→ **Data provided**
((
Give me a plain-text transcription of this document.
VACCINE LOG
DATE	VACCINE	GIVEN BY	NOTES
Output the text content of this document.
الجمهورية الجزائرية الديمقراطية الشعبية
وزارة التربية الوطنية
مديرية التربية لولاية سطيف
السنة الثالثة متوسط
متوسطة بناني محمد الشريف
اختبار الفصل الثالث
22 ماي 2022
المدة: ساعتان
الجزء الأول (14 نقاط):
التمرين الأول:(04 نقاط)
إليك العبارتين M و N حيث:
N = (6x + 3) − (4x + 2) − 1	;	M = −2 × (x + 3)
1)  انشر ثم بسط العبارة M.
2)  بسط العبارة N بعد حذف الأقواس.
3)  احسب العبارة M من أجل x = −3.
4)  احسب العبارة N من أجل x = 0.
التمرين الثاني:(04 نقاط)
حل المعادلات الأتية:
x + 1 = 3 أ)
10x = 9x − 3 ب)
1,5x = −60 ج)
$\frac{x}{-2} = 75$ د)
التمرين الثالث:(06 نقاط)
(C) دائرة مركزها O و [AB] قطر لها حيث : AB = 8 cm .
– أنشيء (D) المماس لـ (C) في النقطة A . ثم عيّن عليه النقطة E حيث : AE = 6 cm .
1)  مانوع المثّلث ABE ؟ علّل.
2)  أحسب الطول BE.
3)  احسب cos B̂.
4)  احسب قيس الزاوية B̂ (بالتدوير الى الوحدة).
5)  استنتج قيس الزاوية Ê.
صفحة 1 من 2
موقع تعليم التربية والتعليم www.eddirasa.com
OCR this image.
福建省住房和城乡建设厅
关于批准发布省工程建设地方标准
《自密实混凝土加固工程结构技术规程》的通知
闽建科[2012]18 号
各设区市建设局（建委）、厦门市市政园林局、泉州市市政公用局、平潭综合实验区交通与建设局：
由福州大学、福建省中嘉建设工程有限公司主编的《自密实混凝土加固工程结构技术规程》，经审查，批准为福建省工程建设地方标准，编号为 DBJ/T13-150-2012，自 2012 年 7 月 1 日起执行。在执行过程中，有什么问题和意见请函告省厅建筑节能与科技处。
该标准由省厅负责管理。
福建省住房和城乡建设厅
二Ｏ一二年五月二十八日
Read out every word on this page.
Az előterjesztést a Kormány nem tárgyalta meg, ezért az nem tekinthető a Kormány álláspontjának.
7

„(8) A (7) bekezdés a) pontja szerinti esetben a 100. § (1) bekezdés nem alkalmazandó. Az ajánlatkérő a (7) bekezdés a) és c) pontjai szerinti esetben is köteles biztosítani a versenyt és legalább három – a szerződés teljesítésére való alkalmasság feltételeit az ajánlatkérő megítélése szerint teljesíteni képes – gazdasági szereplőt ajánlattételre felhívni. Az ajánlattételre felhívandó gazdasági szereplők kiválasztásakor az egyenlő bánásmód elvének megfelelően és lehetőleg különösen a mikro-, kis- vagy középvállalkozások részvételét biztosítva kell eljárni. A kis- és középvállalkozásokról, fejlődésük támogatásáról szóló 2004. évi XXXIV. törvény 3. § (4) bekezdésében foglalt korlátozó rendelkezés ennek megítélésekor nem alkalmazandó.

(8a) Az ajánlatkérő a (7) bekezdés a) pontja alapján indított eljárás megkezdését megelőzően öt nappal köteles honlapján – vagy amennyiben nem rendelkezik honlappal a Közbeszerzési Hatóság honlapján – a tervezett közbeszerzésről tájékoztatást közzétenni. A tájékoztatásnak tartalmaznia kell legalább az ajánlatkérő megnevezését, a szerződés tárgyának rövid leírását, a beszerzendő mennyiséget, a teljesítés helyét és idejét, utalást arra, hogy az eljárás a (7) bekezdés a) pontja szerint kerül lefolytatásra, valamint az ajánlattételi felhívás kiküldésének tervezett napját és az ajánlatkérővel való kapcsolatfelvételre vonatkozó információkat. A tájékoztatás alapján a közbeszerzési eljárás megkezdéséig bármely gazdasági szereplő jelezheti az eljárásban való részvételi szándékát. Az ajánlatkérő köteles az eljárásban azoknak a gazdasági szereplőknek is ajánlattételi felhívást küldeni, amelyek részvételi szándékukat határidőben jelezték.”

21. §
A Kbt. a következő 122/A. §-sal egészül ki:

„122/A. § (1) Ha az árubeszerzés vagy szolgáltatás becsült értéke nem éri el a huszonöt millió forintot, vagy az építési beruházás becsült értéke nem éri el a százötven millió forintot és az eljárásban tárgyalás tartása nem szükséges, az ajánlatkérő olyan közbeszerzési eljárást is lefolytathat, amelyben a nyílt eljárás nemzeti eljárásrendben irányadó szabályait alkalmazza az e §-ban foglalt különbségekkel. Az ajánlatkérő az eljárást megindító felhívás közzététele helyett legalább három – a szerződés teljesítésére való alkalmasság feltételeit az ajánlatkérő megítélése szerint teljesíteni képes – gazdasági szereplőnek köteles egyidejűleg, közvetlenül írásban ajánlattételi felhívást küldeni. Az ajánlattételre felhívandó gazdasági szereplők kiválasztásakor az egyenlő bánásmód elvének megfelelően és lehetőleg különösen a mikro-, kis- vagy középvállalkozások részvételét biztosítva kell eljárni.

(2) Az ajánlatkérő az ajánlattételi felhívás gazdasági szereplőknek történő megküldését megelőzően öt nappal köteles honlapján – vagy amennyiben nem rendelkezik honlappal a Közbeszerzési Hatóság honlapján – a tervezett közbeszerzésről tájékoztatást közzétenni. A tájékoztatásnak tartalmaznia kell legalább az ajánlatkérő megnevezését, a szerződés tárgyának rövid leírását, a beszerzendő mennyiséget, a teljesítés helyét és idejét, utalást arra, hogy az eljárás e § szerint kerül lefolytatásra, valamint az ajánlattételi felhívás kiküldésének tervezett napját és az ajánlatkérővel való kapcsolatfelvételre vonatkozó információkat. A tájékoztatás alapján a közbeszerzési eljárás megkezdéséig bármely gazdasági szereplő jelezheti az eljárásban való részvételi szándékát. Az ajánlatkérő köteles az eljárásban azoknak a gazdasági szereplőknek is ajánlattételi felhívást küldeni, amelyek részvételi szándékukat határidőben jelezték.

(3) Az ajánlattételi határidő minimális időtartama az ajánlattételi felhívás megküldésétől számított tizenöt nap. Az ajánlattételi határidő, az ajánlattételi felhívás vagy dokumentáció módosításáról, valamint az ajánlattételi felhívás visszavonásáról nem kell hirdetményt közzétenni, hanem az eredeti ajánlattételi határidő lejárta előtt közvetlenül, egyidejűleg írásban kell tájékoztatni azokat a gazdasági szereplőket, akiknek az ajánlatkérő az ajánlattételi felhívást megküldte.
))
→ **Task requirements**
Write the data from above out again, exactly.

→ **Solution below**
Give me a plain-text transcription of this document.
VACCINE LOG
DATE	VACCINE	GIVEN BY	NOTES
Output the text content of this document.
الجمهورية الجزائرية الديمقراطية الشعبية
وزارة التربية الوطنية
مديرية التربية لولاية سطيف
السنة الثالثة متوسط
متوسطة بناني محمد الشريف
اختبار الفصل الثالث
22 ماي 2022
المدة: ساعتان
الجزء الأول (14 نقاط):
التمرين الأول:(04 نقاط)
إليك العبارتين M و N حيث:
N = (6x + 3) − (4x + 2) − 1	;	M = −2 × (x + 3)
1)  انشر ثم بسط العبارة M.
2)  بسط العبارة N بعد حذف الأقواس.
3)  احسب العبارة M من أجل x = −3.
4)  احسب العبارة N من أجل x = 0.
التمرين الثاني:(04 نقاط)
حل المعادلات الأتية:
x + 1 = 3 أ)
10x = 9x − 3 ب)
1,5x = −60 ج)
$\frac{x}{-2} = 75$ د)
التمرين الثالث:(06 نقاط)
(C) دائرة مركزها O و [AB] قطر لها حيث : AB = 8 cm .
– أنشيء (D) المماس لـ (C) في النقطة A . ثم عيّن عليه النقطة E حيث : AE = 6 cm .
1)  مانوع المثّلث ABE ؟ علّل.
2)  أحسب الطول BE.
3)  احسب cos B̂.
4)  احسب قيس الزاوية B̂ (بالتدوير الى الوحدة).
5)  استنتج قيس الزاوية Ê.
صفحة 1 من 2
موقع تعليم التربية والتعليم www.eddirasa.com
OCR this image.
福建省住房和城乡建设厅
关于批准发布省工程建设地方标准
《自密实混凝土加固工程结构技术规程》的通知
闽建科[2012]18 号
各设区市建设局（建委）、厦门市市政园林局、泉州市市政公用局、平潭综合实验区交通与建设局：
由福州大学、福建省中嘉建设工程有限公司主编的《自密实混凝土加固工程结构技术规程》，经审查，批准为福建省工程建设地方标准，编号为 DBJ/T13-150-2012，自 2012 年 7 月 1 日起执行。在执行过程中，有什么问题和意见请函告省厅建筑节能与科技处。
该标准由省厅负责管理。
福建省住房和城乡建设厅
二Ｏ一二年五月二十八日
Read out every word on this page.
Az előterjesztést a Kormány nem tárgyalta meg, ezért az nem tekinthető a Kormány álláspontjának.
7

„(8) A (7) bekezdés a) pontja szerinti esetben a 100. § (1) bekezdés nem alkalmazandó. Az ajánlatkérő a (7) bekezdés a) és c) pontjai szerinti esetben is köteles biztosítani a versenyt és legalább három – a szerződés teljesítésére való alkalmasság feltételeit az ajánlatkérő megítélése szerint teljesíteni képes – gazdasági szereplőt ajánlattételre felhívni. Az ajánlattételre felhívandó gazdasági szereplők kiválasztásakor az egyenlő bánásmód elvének megfelelően és lehetőleg különösen a mikro-, kis- vagy középvállalkozások részvételét biztosítva kell eljárni. A kis- és középvállalkozásokról, fejlődésük támogatásáról szóló 2004. évi XXXIV. törvény 3. § (4) bekezdésében foglalt korlátozó rendelkezés ennek megítélésekor nem alkalmazandó.

(8a) Az ajánlatkérő a (7) bekezdés a) pontja alapján indított eljárás megkezdését megelőzően öt nappal köteles honlapján – vagy amennyiben nem rendelkezik honlappal a Közbeszerzési Hatóság honlapján – a tervezett közbeszerzésről tájékoztatást közzétenni. A tájékoztatásnak tartalmaznia kell legalább az ajánlatkérő megnevezését, a szerződés tárgyának rövid leírását, a beszerzendő mennyiséget, a teljesítés helyét és idejét, utalást arra, hogy az eljárás a (7) bekezdés a) pontja szerint kerül lefolytatásra, valamint az ajánlattételi felhívás kiküldésének tervezett napját és az ajánlatkérővel való kapcsolatfelvételre vonatkozó információkat. A tájékoztatás alapján a közbeszerzési eljárás megkezdéséig bármely gazdasági szereplő jelezheti az eljárásban való részvételi szándékát. Az ajánlatkérő köteles az eljárásban azoknak a gazdasági szereplőknek is ajánlattételi felhívást küldeni, amelyek részvételi szándékukat határidőben jelezték.”

21. §
A Kbt. a következő 122/A. §-sal egészül ki:

„122/A. § (1) Ha az árubeszerzés vagy szolgáltatás becsült értéke nem éri el a huszonöt millió forintot, vagy az építési beruházás becsült értéke nem éri el a százötven millió forintot és az eljárásban tárgyalás tartása nem szükséges, az ajánlatkérő olyan közbeszerzési eljárást is lefolytathat, amelyben a nyílt eljárás nemzeti eljárásrendben irányadó szabályait alkalmazza az e §-ban foglalt különbségekkel. Az ajánlatkérő az eljárást megindító felhívás közzététele helyett legalább három – a szerződés teljesítésére való alkalmasság feltételeit az ajánlatkérő megítélése szerint teljesíteni képes – gazdasági szereplőnek köteles egyidejűleg, közvetlenül írásban ajánlattételi felhívást küldeni. Az ajánlattételre felhívandó gazdasági szereplők kiválasztásakor az egyenlő bánásmód elvének megfelelően és lehetőleg különösen a mikro-, kis- vagy középvállalkozások részvételét biztosítva kell eljárni.

(2) Az ajánlatkérő az ajánlattételi felhívás gazdasági szereplőknek történő megküldését megelőzően öt nappal köteles honlapján – vagy amennyiben nem rendelkezik honlappal a Közbeszerzési Hatóság honlapján – a tervezett közbeszerzésről tájékoztatást közzétenni. A tájékoztatásnak tartalmaznia kell legalább az ajánlatkérő megnevezését, a szerződés tárgyának rövid leírását, a beszerzendő mennyiséget, a teljesítés helyét és idejét, utalást arra, hogy az eljárás e § szerint kerül lefolytatásra, valamint az ajánlattételi felhívás kiküldésének tervezett napját és az ajánlatkérővel való kapcsolatfelvételre vonatkozó információkat. A tájékoztatás alapján a közbeszerzési eljárás megkezdéséig bármely gazdasági szereplő jelezheti az eljárásban való részvételi szándékát. Az ajánlatkérő köteles az eljárásban azoknak a gazdasági szereplőknek is ajánlattételi felhívást küldeni, amelyek részvételi szándékukat határidőben jelezték.

(3) Az ajánlattételi határidő minimális időtartama az ajánlattételi felhívás megküldésétől számított tizenöt nap. Az ajánlattételi határidő, az ajánlattételi felhívás vagy dokumentáció módosításáról, valamint az ajánlattételi felhívás visszavonásáról nem kell hirdetményt közzétenni, hanem az eredeti ajánlattételi határidő lejárta előtt közvetlenül, egyidejűleg írásban kell tájékoztatni azokat a gazdasági szereplőket, akiknek az ajánlatkérő az ajánlattételi felhívást megküldte.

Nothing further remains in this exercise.